● **Region and label listings**:

^^^^

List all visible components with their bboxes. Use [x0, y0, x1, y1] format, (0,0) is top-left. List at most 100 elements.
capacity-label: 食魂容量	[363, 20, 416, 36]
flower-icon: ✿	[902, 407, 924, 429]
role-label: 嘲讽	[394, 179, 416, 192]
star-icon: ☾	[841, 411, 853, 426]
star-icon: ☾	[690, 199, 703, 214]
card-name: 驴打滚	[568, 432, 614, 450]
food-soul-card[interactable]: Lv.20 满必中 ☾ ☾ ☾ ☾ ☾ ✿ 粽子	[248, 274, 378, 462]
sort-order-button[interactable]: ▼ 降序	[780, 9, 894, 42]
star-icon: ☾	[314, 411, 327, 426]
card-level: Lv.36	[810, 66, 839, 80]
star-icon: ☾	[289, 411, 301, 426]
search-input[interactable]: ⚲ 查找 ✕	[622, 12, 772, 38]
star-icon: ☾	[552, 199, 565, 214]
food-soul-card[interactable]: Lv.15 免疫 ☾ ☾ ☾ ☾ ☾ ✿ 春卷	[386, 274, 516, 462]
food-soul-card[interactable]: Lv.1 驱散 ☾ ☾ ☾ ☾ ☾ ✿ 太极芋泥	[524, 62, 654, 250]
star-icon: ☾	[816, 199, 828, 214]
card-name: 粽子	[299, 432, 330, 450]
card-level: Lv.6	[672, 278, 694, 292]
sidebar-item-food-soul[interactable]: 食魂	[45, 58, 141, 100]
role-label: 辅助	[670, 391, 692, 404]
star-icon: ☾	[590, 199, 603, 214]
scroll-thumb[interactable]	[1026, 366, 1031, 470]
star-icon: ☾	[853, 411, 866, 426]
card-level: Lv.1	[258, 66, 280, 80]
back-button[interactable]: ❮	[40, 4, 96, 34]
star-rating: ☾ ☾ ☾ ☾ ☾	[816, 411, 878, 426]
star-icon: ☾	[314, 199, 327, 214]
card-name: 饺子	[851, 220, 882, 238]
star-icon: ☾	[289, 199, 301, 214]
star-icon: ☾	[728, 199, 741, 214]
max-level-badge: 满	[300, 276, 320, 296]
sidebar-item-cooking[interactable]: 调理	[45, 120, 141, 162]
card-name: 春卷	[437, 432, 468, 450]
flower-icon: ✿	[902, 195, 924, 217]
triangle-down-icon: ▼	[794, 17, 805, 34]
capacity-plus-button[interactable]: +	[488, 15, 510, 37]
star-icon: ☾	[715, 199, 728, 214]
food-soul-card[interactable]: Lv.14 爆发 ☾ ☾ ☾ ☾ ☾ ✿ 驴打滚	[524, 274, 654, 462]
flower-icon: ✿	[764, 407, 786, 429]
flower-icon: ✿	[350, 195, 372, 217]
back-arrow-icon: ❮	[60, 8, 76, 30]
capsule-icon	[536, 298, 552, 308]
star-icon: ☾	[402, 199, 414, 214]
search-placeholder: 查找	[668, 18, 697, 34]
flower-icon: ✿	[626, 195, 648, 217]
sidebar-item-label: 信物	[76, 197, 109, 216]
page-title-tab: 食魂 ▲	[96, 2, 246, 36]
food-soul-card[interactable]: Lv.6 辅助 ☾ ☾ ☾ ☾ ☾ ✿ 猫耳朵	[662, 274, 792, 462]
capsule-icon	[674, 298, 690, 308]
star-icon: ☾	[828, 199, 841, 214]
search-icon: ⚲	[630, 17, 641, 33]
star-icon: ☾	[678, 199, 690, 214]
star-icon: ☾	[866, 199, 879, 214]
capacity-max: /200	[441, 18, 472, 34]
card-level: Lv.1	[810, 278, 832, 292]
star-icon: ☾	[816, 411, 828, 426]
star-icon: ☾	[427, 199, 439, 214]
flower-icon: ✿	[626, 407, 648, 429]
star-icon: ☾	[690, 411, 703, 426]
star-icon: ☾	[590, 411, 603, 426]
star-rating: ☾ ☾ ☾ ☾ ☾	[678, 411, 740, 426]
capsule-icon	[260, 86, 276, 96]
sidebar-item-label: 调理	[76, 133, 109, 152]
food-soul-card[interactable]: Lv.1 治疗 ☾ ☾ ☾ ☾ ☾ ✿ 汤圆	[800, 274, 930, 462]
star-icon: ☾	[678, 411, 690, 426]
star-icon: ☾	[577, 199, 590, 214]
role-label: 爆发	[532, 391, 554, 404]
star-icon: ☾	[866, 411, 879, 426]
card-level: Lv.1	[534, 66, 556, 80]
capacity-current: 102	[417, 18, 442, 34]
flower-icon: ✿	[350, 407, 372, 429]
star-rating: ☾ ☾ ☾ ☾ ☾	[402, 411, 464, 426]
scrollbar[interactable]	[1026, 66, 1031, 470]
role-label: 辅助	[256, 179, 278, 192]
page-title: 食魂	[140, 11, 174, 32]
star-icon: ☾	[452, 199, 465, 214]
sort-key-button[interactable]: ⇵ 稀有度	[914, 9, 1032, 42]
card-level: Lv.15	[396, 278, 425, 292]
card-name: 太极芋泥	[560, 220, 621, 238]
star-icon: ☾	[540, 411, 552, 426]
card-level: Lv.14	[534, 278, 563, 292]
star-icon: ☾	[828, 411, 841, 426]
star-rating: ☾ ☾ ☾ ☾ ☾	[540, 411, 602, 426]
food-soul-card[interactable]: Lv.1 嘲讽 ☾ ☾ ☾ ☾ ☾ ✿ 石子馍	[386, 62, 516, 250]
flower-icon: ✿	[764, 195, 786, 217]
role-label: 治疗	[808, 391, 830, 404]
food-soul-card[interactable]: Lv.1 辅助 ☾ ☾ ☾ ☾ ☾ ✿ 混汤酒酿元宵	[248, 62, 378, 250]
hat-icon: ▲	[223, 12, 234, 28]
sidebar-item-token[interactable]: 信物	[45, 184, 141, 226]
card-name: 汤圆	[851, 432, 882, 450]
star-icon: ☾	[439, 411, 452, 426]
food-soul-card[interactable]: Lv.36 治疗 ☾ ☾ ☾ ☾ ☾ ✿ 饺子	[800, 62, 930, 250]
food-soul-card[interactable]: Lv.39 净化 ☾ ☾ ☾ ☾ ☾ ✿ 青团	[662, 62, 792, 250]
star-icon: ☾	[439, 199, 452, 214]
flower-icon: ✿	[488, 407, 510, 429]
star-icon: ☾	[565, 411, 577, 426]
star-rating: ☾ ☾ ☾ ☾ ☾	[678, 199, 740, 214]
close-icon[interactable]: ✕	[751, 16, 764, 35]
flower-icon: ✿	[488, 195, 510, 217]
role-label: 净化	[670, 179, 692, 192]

^^^^

● **Brief**: Reproduce every line of the items above without any changes.

● **Completed task**:
List all visible components with their bboxes. Use [x0, y0, x1, y1] format, (0,0) is top-left. List at most 100 elements.
capacity-label: 食魂容量	[363, 20, 416, 36]
flower-icon: ✿	[902, 407, 924, 429]
role-label: 嘲讽	[394, 179, 416, 192]
star-icon: ☾	[841, 411, 853, 426]
star-icon: ☾	[690, 199, 703, 214]
card-name: 驴打滚	[568, 432, 614, 450]
food-soul-card[interactable]: Lv.20 满必中 ☾ ☾ ☾ ☾ ☾ ✿ 粽子	[248, 274, 378, 462]
sort-order-button[interactable]: ▼ 降序	[780, 9, 894, 42]
star-icon: ☾	[314, 411, 327, 426]
card-level: Lv.36	[810, 66, 839, 80]
star-icon: ☾	[289, 411, 301, 426]
search-input[interactable]: ⚲ 查找 ✕	[622, 12, 772, 38]
star-icon: ☾	[552, 199, 565, 214]
food-soul-card[interactable]: Lv.15 免疫 ☾ ☾ ☾ ☾ ☾ ✿ 春卷	[386, 274, 516, 462]
food-soul-card[interactable]: Lv.1 驱散 ☾ ☾ ☾ ☾ ☾ ✿ 太极芋泥	[524, 62, 654, 250]
star-icon: ☾	[816, 199, 828, 214]
card-name: 粽子	[299, 432, 330, 450]
card-level: Lv.6	[672, 278, 694, 292]
sidebar-item-food-soul[interactable]: 食魂	[45, 58, 141, 100]
role-label: 辅助	[670, 391, 692, 404]
star-icon: ☾	[590, 199, 603, 214]
scroll-thumb[interactable]	[1026, 366, 1031, 470]
star-icon: ☾	[853, 411, 866, 426]
card-level: Lv.1	[258, 66, 280, 80]
back-button[interactable]: ❮	[40, 4, 96, 34]
star-rating: ☾ ☾ ☾ ☾ ☾	[816, 411, 878, 426]
star-icon: ☾	[314, 199, 327, 214]
card-name: 饺子	[851, 220, 882, 238]
star-icon: ☾	[289, 199, 301, 214]
star-icon: ☾	[728, 199, 741, 214]
max-level-badge: 满	[300, 276, 320, 296]
sidebar-item-cooking[interactable]: 调理	[45, 120, 141, 162]
card-name: 春卷	[437, 432, 468, 450]
flower-icon: ✿	[902, 195, 924, 217]
triangle-down-icon: ▼	[794, 17, 805, 34]
capacity-plus-button[interactable]: +	[488, 15, 510, 37]
star-icon: ☾	[715, 199, 728, 214]
food-soul-card[interactable]: Lv.14 爆发 ☾ ☾ ☾ ☾ ☾ ✿ 驴打滚	[524, 274, 654, 462]
flower-icon: ✿	[764, 407, 786, 429]
flower-icon: ✿	[350, 195, 372, 217]
back-arrow-icon: ❮	[60, 8, 76, 30]
capsule-icon	[536, 298, 552, 308]
star-icon: ☾	[402, 199, 414, 214]
search-placeholder: 查找	[668, 18, 697, 34]
flower-icon: ✿	[626, 195, 648, 217]
sidebar-item-label: 信物	[76, 197, 109, 216]
page-title-tab: 食魂 ▲	[96, 2, 246, 36]
food-soul-card[interactable]: Lv.6 辅助 ☾ ☾ ☾ ☾ ☾ ✿ 猫耳朵	[662, 274, 792, 462]
capsule-icon	[674, 298, 690, 308]
star-icon: ☾	[828, 199, 841, 214]
search-icon: ⚲	[630, 17, 641, 33]
star-icon: ☾	[678, 199, 690, 214]
star-icon: ☾	[866, 199, 879, 214]
capacity-max: /200	[441, 18, 472, 34]
card-level: Lv.1	[810, 278, 832, 292]
star-icon: ☾	[816, 411, 828, 426]
star-icon: ☾	[427, 199, 439, 214]
flower-icon: ✿	[626, 407, 648, 429]
star-icon: ☾	[690, 411, 703, 426]
star-icon: ☾	[590, 411, 603, 426]
star-rating: ☾ ☾ ☾ ☾ ☾	[678, 411, 740, 426]
capsule-icon	[260, 86, 276, 96]
sidebar-item-label: 调理	[76, 133, 109, 152]
food-soul-card[interactable]: Lv.1 治疗 ☾ ☾ ☾ ☾ ☾ ✿ 汤圆	[800, 274, 930, 462]
star-icon: ☾	[678, 411, 690, 426]
star-icon: ☾	[577, 199, 590, 214]
role-label: 爆发	[532, 391, 554, 404]
star-icon: ☾	[866, 411, 879, 426]
card-level: Lv.1	[534, 66, 556, 80]
capacity-current: 102	[417, 18, 442, 34]
flower-icon: ✿	[350, 407, 372, 429]
star-rating: ☾ ☾ ☾ ☾ ☾	[402, 411, 464, 426]
scrollbar[interactable]	[1026, 66, 1031, 470]
role-label: 辅助	[256, 179, 278, 192]
page-title: 食魂	[140, 11, 174, 32]
star-icon: ☾	[452, 199, 465, 214]
sort-key-button[interactable]: ⇵ 稀有度	[914, 9, 1032, 42]
card-level: Lv.15	[396, 278, 425, 292]
card-name: 太极芋泥	[560, 220, 621, 238]
star-icon: ☾	[540, 411, 552, 426]
card-level: Lv.14	[534, 278, 563, 292]
star-icon: ☾	[828, 411, 841, 426]
star-rating: ☾ ☾ ☾ ☾ ☾	[540, 411, 602, 426]
food-soul-card[interactable]: Lv.1 嘲讽 ☾ ☾ ☾ ☾ ☾ ✿ 石子馍	[386, 62, 516, 250]
flower-icon: ✿	[764, 195, 786, 217]
role-label: 治疗	[808, 391, 830, 404]
food-soul-card[interactable]: Lv.1 辅助 ☾ ☾ ☾ ☾ ☾ ✿ 混汤酒酿元宵	[248, 62, 378, 250]
hat-icon: ▲	[223, 12, 234, 28]
sidebar-item-token[interactable]: 信物	[45, 184, 141, 226]
card-name: 汤圆	[851, 432, 882, 450]
star-icon: ☾	[439, 411, 452, 426]
food-soul-card[interactable]: Lv.36 治疗 ☾ ☾ ☾ ☾ ☾ ✿ 饺子	[800, 62, 930, 250]
food-soul-card[interactable]: Lv.39 净化 ☾ ☾ ☾ ☾ ☾ ✿ 青团	[662, 62, 792, 250]
star-icon: ☾	[439, 199, 452, 214]
flower-icon: ✿	[488, 407, 510, 429]
star-icon: ☾	[565, 411, 577, 426]
star-rating: ☾ ☾ ☾ ☾ ☾	[678, 199, 740, 214]
close-icon[interactable]: ✕	[751, 16, 764, 35]
flower-icon: ✿	[488, 195, 510, 217]
role-label: 净化	[670, 179, 692, 192]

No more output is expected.